*** Opening of Information ***

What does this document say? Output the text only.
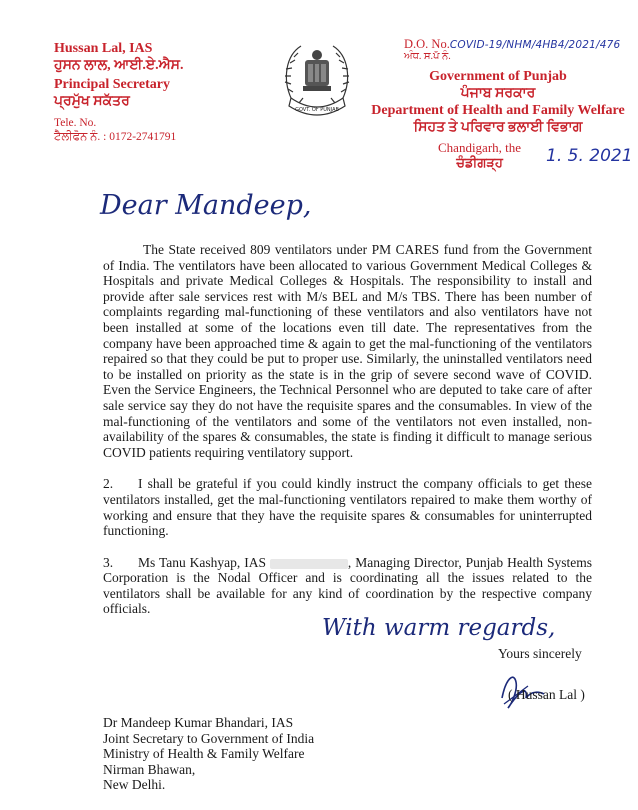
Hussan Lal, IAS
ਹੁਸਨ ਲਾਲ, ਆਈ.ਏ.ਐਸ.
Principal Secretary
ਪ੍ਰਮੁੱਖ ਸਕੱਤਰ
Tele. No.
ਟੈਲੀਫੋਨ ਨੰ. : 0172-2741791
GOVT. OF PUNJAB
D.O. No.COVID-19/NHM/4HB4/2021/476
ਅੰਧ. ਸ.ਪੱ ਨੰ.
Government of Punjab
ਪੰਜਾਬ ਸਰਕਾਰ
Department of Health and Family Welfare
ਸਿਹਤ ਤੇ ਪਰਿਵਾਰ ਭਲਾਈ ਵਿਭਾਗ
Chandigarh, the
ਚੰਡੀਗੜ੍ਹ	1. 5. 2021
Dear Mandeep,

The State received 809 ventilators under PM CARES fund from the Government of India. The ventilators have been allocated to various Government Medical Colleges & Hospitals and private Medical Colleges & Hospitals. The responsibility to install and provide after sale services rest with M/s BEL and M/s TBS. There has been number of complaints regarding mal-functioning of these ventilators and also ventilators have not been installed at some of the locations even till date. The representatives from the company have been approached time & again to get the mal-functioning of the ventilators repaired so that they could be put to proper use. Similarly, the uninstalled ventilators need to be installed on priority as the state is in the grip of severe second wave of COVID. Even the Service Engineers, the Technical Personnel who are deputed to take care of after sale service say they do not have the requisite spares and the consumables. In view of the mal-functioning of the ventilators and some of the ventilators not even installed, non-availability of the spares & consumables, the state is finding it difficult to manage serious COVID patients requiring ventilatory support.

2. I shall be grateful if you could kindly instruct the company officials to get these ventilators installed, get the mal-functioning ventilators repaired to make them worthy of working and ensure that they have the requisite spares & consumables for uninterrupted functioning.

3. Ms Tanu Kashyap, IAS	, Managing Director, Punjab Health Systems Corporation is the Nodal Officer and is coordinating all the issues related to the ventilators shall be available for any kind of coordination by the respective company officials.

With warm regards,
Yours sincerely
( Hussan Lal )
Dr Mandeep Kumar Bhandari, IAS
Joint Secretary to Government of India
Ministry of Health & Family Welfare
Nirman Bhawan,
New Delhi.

*** Close of Information ***

# What you are asked to do:
For the string "Family", go line by line through the material and copy every line that has it.

# Response area:
Department of Health and Family Welfare
Ministry of Health & Family Welfare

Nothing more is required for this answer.